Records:

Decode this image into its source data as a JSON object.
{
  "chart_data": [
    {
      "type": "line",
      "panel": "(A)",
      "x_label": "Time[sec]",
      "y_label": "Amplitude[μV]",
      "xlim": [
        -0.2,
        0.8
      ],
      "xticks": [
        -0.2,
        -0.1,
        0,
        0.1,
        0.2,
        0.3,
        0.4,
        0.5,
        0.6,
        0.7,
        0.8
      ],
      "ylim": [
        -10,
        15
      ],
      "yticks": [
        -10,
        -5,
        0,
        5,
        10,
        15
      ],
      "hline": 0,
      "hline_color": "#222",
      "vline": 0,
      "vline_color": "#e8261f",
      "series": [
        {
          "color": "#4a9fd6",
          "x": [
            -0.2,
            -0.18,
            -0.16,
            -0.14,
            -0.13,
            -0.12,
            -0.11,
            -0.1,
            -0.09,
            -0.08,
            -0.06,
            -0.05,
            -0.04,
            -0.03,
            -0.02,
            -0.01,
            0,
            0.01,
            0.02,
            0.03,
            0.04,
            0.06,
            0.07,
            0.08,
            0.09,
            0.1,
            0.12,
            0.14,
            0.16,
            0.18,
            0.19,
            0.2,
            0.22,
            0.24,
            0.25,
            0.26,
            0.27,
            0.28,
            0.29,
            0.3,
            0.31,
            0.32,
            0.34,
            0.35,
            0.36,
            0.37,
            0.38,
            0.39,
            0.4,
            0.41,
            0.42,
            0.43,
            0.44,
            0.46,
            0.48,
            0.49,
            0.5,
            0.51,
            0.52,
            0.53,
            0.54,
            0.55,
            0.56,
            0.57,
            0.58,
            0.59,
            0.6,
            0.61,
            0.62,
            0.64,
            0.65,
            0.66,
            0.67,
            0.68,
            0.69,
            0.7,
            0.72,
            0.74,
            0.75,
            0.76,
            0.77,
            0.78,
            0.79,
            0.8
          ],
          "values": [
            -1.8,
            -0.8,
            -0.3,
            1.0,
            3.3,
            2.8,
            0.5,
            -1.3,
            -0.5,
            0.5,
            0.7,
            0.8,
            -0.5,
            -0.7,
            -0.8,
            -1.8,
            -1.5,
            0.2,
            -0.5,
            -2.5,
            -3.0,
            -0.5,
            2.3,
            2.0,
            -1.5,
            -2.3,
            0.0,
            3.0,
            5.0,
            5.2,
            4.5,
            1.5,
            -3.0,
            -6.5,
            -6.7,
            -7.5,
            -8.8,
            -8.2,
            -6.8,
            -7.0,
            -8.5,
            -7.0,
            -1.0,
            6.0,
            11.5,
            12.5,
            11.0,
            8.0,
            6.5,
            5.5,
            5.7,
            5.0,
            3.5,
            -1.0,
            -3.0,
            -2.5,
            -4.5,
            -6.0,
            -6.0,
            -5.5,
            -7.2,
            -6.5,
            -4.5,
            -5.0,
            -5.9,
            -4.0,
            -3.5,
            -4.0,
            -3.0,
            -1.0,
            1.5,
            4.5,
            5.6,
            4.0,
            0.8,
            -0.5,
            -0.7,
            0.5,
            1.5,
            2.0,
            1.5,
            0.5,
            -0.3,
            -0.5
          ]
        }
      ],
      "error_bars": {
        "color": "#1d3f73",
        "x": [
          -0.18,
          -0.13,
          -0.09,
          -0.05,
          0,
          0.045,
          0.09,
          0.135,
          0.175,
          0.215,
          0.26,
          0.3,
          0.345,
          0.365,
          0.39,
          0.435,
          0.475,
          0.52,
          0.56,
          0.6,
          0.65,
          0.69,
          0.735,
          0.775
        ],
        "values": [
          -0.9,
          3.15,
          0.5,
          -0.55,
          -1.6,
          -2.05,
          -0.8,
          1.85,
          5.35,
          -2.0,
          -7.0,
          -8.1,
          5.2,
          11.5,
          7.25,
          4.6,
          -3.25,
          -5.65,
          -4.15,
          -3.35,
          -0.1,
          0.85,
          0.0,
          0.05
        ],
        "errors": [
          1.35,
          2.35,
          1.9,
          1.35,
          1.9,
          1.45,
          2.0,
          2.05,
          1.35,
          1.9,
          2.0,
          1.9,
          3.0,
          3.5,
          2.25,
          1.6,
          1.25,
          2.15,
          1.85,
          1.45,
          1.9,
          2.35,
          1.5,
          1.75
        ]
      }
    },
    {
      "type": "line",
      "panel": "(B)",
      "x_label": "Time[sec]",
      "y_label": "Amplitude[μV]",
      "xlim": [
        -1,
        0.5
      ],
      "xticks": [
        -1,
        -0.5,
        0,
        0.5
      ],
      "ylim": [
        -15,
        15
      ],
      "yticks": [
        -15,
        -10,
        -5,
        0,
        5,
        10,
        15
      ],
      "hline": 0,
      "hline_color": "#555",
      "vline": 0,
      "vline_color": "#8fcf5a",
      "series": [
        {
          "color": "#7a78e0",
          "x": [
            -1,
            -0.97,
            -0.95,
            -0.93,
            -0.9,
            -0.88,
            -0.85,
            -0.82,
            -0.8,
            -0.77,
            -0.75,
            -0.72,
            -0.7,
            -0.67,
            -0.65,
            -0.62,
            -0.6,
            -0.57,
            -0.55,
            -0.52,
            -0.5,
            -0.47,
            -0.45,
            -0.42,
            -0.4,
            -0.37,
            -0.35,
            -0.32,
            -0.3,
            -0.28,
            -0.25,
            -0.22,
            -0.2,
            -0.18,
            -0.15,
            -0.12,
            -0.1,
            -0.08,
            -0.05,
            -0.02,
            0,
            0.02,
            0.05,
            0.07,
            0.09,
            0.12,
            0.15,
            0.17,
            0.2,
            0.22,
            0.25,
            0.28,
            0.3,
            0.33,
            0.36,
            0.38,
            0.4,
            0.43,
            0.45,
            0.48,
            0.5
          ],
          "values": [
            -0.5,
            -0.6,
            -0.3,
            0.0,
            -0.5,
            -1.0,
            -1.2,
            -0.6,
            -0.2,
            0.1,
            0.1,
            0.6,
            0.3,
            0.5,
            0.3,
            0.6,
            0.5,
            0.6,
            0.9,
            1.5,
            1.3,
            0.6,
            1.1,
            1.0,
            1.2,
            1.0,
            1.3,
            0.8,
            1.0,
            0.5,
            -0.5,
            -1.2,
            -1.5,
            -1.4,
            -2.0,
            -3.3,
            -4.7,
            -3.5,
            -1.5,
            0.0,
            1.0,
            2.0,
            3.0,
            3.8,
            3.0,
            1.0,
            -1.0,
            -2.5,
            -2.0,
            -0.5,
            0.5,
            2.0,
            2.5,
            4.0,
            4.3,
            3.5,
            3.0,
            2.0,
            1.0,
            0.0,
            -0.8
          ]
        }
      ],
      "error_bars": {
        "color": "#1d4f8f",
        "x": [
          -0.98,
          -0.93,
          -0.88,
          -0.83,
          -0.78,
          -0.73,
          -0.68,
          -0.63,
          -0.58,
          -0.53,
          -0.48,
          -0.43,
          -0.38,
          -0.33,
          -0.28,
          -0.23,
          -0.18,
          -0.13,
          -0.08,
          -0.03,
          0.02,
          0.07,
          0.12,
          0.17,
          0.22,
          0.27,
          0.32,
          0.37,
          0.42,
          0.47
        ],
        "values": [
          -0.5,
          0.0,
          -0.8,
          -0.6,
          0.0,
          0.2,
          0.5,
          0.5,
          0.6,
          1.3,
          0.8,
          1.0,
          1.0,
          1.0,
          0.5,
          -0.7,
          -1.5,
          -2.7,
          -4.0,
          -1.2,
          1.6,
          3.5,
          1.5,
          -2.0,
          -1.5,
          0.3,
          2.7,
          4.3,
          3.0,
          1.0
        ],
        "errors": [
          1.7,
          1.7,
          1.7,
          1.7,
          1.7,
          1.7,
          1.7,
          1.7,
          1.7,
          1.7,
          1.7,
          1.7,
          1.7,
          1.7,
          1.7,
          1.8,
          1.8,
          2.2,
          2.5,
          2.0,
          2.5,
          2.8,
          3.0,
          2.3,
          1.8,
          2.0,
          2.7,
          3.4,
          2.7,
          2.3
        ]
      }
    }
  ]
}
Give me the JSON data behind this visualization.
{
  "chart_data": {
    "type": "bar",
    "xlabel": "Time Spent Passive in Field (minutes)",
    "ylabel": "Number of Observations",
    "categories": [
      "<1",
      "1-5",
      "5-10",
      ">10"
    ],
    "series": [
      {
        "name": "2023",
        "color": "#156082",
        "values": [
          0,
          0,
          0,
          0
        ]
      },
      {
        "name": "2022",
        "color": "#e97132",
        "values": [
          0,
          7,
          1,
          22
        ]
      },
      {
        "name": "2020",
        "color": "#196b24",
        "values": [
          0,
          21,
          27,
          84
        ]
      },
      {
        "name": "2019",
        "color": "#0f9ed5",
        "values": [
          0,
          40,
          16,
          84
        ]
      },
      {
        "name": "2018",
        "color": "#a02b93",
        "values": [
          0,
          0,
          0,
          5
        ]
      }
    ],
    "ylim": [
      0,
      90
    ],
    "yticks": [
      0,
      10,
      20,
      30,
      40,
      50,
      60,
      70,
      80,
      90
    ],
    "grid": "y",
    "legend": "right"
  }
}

## TO BE DONE
Copy all lines of the listing above that contain the string "this".

## WRITTEN ANSWER
Decode this image into its source data as a JSON object.
Give me the JSON data behind this visualization.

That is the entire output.